Go through the records and show each line where the word "класса" occurs.

Extracted data entries:
- - -

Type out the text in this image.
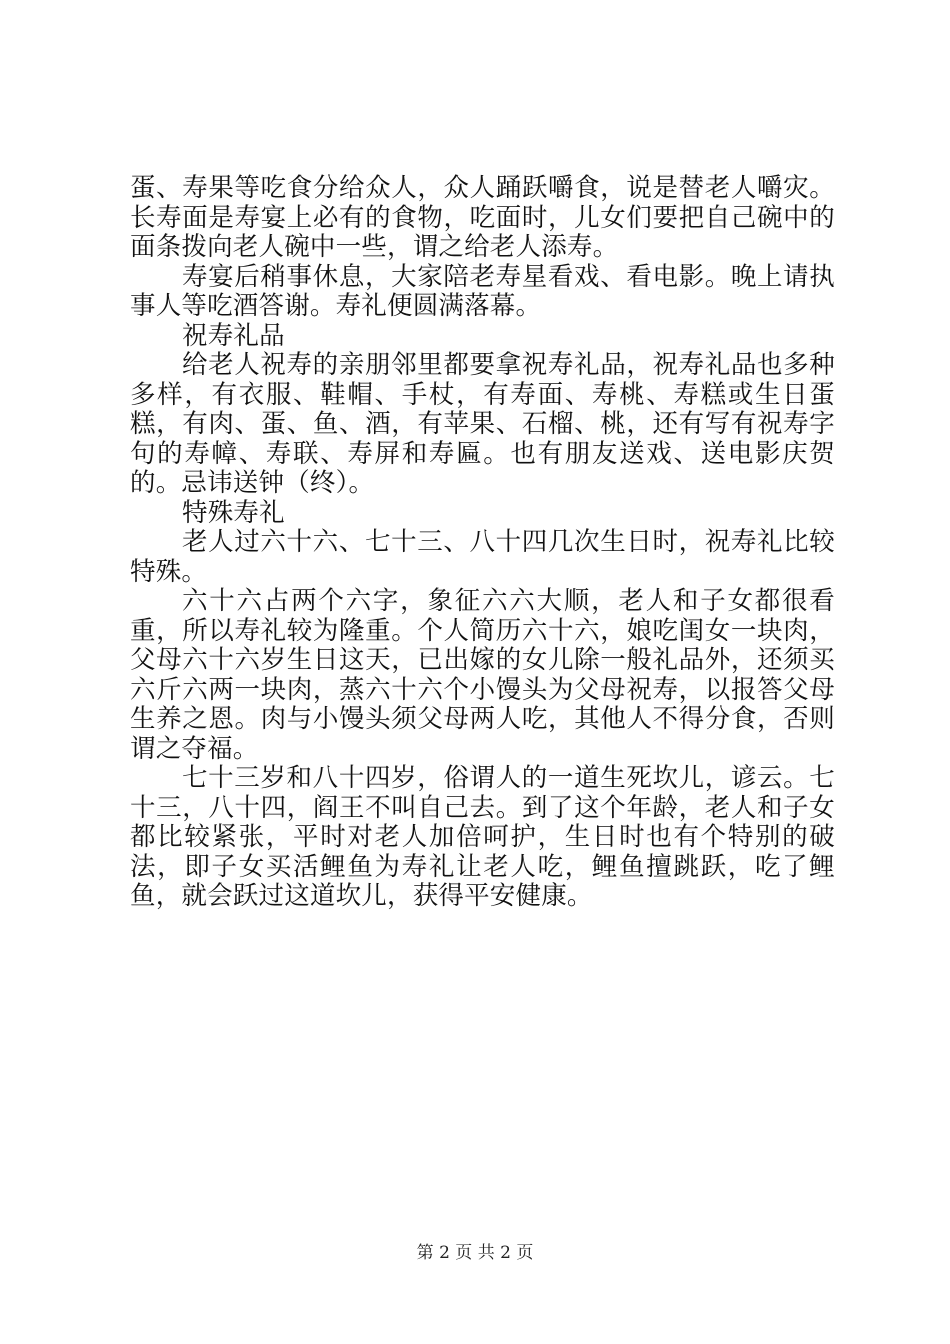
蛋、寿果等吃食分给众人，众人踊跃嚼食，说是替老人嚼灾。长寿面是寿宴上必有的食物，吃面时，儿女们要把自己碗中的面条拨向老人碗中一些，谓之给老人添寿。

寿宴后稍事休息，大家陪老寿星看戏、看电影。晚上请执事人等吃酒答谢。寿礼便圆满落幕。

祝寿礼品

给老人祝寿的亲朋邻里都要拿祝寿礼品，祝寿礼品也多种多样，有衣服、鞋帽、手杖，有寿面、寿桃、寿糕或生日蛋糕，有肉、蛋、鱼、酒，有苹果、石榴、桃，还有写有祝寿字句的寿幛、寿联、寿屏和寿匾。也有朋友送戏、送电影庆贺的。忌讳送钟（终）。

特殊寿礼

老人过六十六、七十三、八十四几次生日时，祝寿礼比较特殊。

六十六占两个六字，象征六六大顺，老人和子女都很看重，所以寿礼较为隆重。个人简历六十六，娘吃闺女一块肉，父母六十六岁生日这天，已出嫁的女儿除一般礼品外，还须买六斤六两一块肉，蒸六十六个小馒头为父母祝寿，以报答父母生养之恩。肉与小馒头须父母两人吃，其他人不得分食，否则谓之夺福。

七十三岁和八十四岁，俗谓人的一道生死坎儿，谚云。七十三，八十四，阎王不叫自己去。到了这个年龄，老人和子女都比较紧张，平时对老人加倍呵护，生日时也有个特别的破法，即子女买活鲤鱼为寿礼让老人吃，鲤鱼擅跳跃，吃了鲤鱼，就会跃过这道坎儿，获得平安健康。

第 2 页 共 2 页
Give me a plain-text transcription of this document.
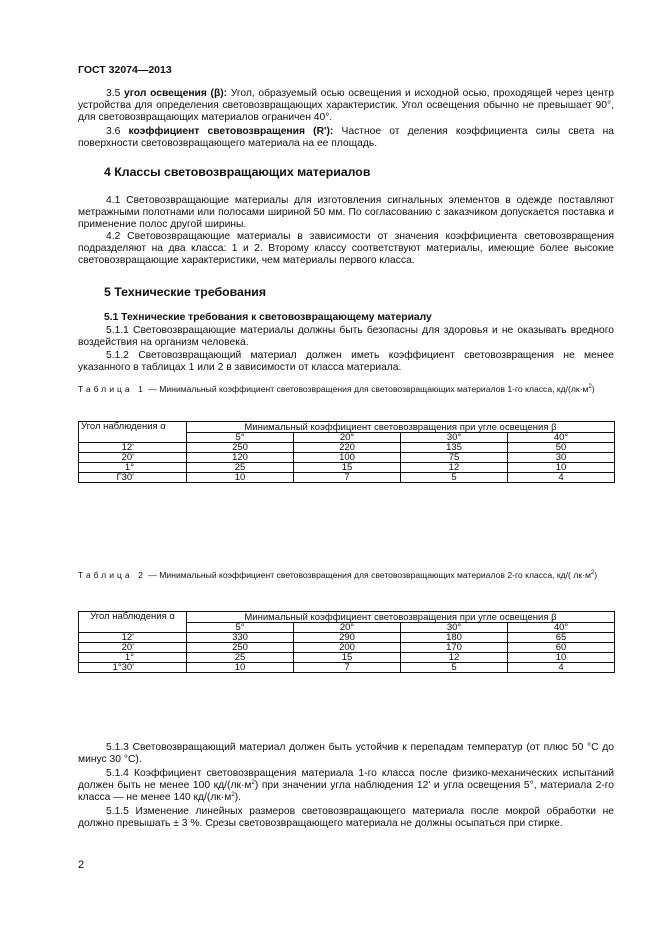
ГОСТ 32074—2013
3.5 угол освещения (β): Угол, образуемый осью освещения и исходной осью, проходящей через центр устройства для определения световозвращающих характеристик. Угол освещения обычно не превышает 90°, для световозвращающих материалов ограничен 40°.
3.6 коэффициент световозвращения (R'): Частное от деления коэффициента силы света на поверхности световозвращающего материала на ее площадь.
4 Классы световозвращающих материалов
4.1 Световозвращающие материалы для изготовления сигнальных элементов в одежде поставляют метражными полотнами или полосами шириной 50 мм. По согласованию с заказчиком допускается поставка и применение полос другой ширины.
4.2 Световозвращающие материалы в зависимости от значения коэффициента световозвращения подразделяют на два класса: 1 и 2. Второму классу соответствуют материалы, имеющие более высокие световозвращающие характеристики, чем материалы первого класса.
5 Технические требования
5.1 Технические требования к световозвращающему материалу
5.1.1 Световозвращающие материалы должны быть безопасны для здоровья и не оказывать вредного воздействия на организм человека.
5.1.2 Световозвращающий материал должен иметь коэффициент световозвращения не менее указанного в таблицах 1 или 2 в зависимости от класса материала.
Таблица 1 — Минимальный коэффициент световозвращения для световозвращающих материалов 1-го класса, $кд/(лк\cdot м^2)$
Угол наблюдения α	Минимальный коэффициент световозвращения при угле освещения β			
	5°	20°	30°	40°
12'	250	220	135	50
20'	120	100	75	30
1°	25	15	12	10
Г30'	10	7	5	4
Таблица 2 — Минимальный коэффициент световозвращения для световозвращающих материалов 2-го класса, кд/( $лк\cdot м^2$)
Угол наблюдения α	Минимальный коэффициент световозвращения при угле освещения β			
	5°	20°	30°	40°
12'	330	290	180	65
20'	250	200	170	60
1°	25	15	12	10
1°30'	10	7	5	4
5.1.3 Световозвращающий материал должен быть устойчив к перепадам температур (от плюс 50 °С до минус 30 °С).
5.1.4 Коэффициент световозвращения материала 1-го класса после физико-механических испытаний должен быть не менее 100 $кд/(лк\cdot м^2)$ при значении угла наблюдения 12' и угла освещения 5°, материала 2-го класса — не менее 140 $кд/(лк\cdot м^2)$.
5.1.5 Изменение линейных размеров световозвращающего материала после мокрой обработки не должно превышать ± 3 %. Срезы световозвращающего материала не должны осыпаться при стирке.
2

- - -

** Reply to the exercise **
4.2 Световозвращающие материалы в зависимости от значения коэффициента световозвращения подразделяют на два класса: 1 и 2. Второму классу соответствуют материалы, имеющие более высокие световозвращающие характеристики, чем материалы первого класса.
5.1.2 Световозвращающий материал должен иметь коэффициент световозвращения не менее указанного в таблицах 1 или 2 в зависимости от класса материала.
Таблица 1 — Минимальный коэффициент световозвращения для световозвращающих материалов 1-го класса, $кд/(лк\cdot м^2)$
Таблица 2 — Минимальный коэффициент световозвращения для световозвращающих материалов 2-го класса, кд/( $лк\cdot м^2$)
5.1.4 Коэффициент световозвращения материала 1-го класса после физико-механических испытаний должен быть не менее 100 $кд/(лк\cdot м^2)$ при значении угла наблюдения 12' и угла освещения 5°, материала 2-го класса — не менее 140 $кд/(лк\cdot м^2)$.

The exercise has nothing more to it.